-- START --
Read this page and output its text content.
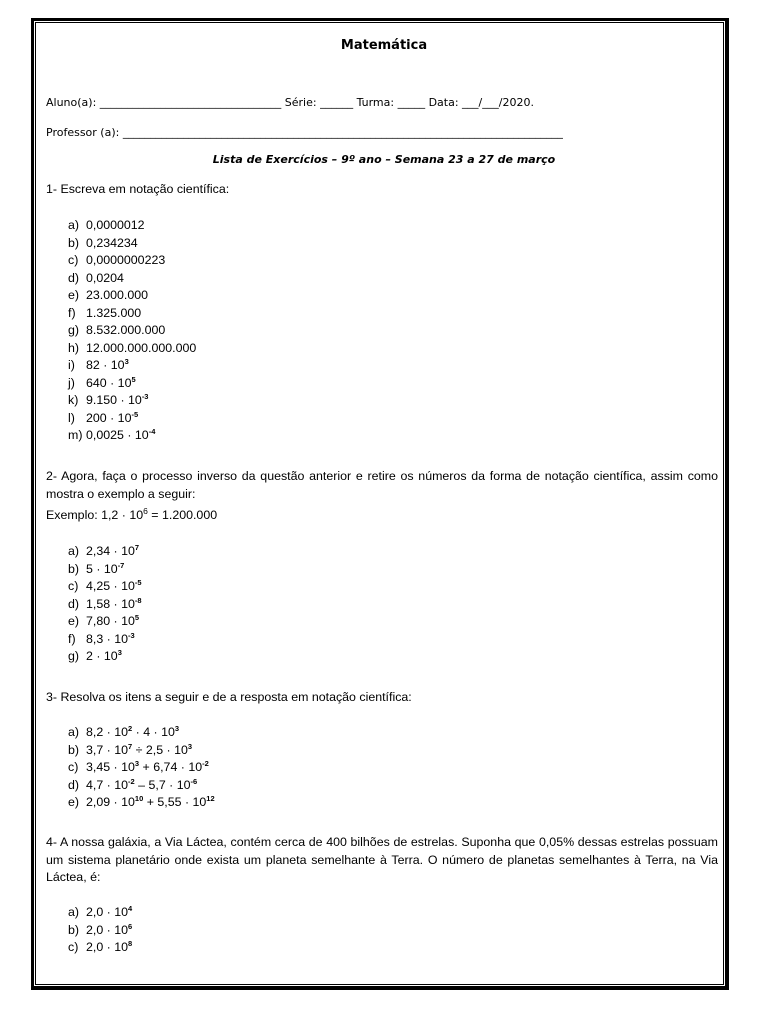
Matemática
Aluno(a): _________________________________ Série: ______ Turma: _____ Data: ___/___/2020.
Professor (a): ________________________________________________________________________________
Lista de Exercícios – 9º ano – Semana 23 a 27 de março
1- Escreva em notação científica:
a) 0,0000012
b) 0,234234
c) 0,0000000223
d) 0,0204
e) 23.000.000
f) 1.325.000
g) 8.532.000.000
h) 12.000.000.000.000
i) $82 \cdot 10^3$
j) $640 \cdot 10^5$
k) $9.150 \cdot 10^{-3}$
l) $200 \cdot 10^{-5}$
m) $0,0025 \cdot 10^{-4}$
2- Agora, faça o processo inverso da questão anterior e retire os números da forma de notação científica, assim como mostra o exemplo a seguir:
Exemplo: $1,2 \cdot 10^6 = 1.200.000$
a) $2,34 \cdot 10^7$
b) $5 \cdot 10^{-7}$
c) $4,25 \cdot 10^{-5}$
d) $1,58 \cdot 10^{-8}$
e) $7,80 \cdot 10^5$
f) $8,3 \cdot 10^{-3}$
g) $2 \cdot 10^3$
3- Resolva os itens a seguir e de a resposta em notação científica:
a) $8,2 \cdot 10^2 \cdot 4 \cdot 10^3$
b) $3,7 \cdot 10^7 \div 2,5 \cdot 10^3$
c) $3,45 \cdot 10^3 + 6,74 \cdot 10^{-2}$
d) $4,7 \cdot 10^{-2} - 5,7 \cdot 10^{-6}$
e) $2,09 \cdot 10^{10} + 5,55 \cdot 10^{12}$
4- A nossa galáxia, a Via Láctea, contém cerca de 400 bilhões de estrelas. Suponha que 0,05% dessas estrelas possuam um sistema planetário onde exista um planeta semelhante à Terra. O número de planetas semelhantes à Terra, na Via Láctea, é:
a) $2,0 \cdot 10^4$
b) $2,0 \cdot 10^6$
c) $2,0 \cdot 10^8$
-- END --
● Task to carry out
Copy out each record shown above without alteration, skipping any picture.

● The answer
Read this page and output its text content.
Matemática
Aluno(a): _________________________________ Série: ______ Turma: _____ Data: ___/___/2020.
Professor (a): ________________________________________________________________________________
Lista de Exercícios – 9º ano – Semana 23 a 27 de março
1- Escreva em notação científica:
a) 0,0000012
b) 0,234234
c) 0,0000000223
d) 0,0204
e) 23.000.000
f) 1.325.000
g) 8.532.000.000
h) 12.000.000.000.000
i) $82 \cdot 10^3$
j) $640 \cdot 10^5$
k) $9.150 \cdot 10^{-3}$
l) $200 \cdot 10^{-5}$
m) $0,0025 \cdot 10^{-4}$
2- Agora, faça o processo inverso da questão anterior e retire os números da forma de notação científica, assim como mostra o exemplo a seguir:
Exemplo: $1,2 \cdot 10^6 = 1.200.000$
a) $2,34 \cdot 10^7$
b) $5 \cdot 10^{-7}$
c) $4,25 \cdot 10^{-5}$
d) $1,58 \cdot 10^{-8}$
e) $7,80 \cdot 10^5$
f) $8,3 \cdot 10^{-3}$
g) $2 \cdot 10^3$
3- Resolva os itens a seguir e de a resposta em notação científica:
a) $8,2 \cdot 10^2 \cdot 4 \cdot 10^3$
b) $3,7 \cdot 10^7 \div 2,5 \cdot 10^3$
c) $3,45 \cdot 10^3 + 6,74 \cdot 10^{-2}$
d) $4,7 \cdot 10^{-2} - 5,7 \cdot 10^{-6}$
e) $2,09 \cdot 10^{10} + 5,55 \cdot 10^{12}$
4- A nossa galáxia, a Via Láctea, contém cerca de 400 bilhões de estrelas. Suponha que 0,05% dessas estrelas possuam um sistema planetário onde exista um planeta semelhante à Terra. O número de planetas semelhantes à Terra, na Via Láctea, é:
a) $2,0 \cdot 10^4$
b) $2,0 \cdot 10^6$
c) $2,0 \cdot 10^8$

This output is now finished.